# [Work to complete]
Take down each entry exactly as written.

# [Data provided]

────────────────────

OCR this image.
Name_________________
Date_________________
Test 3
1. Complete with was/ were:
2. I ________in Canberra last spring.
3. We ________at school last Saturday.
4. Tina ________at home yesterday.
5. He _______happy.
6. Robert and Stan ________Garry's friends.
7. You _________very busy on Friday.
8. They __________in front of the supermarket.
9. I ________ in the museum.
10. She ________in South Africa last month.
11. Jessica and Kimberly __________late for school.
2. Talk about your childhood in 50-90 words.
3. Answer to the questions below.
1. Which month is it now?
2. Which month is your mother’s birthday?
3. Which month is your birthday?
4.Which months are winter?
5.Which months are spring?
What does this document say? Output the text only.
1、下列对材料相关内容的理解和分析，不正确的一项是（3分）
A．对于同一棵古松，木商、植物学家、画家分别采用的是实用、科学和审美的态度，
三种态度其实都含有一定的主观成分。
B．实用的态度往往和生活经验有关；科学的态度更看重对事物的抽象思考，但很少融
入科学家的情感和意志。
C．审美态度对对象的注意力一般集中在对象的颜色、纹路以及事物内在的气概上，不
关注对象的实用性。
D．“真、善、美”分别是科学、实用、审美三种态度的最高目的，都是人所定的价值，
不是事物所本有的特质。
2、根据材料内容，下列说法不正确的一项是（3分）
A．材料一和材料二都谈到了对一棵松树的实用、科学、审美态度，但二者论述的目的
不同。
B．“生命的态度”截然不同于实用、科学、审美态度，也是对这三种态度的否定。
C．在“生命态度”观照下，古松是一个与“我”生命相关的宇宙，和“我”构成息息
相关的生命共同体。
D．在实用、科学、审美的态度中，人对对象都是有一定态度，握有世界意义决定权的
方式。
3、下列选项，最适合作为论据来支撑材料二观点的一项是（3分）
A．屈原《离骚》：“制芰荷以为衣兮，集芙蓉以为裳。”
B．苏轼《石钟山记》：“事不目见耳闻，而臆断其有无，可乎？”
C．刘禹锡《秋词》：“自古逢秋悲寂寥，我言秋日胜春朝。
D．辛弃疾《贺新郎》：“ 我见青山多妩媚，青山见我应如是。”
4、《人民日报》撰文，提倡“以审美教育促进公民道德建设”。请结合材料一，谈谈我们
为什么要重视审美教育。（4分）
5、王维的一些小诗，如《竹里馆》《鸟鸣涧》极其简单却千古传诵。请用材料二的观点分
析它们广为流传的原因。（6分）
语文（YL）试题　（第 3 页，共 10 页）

────────────────────

# [Output of the exercise]
OCR this image.
Name_________________
Date_________________
Test 3
1. Complete with was/ were:
2. I ________in Canberra last spring.
3. We ________at school last Saturday.
4. Tina ________at home yesterday.
5. He _______happy.
6. Robert and Stan ________Garry's friends.
7. You _________very busy on Friday.
8. They __________in front of the supermarket.
9. I ________ in the museum.
10. She ________in South Africa last month.
11. Jessica and Kimberly __________late for school.
2. Talk about your childhood in 50-90 words.
3. Answer to the questions below.
1. Which month is it now?
2. Which month is your mother’s birthday?
3. Which month is your birthday?
4.Which months are winter?
5.Which months are spring?
What does this document say? Output the text only.
1、下列对材料相关内容的理解和分析，不正确的一项是（3分）
A．对于同一棵古松，木商、植物学家、画家分别采用的是实用、科学和审美的态度，
三种态度其实都含有一定的主观成分。
B．实用的态度往往和生活经验有关；科学的态度更看重对事物的抽象思考，但很少融
入科学家的情感和意志。
C．审美态度对对象的注意力一般集中在对象的颜色、纹路以及事物内在的气概上，不
关注对象的实用性。
D．“真、善、美”分别是科学、实用、审美三种态度的最高目的，都是人所定的价值，
不是事物所本有的特质。
2、根据材料内容，下列说法不正确的一项是（3分）
A．材料一和材料二都谈到了对一棵松树的实用、科学、审美态度，但二者论述的目的
不同。
B．“生命的态度”截然不同于实用、科学、审美态度，也是对这三种态度的否定。
C．在“生命态度”观照下，古松是一个与“我”生命相关的宇宙，和“我”构成息息
相关的生命共同体。
D．在实用、科学、审美的态度中，人对对象都是有一定态度，握有世界意义决定权的
方式。
3、下列选项，最适合作为论据来支撑材料二观点的一项是（3分）
A．屈原《离骚》：“制芰荷以为衣兮，集芙蓉以为裳。”
B．苏轼《石钟山记》：“事不目见耳闻，而臆断其有无，可乎？”
C．刘禹锡《秋词》：“自古逢秋悲寂寥，我言秋日胜春朝。
D．辛弃疾《贺新郎》：“ 我见青山多妩媚，青山见我应如是。”
4、《人民日报》撰文，提倡“以审美教育促进公民道德建设”。请结合材料一，谈谈我们
为什么要重视审美教育。（4分）
5、王维的一些小诗，如《竹里馆》《鸟鸣涧》极其简单却千古传诵。请用材料二的观点分
析它们广为流传的原因。（6分）
语文（YL）试题　（第 3 页，共 10 页）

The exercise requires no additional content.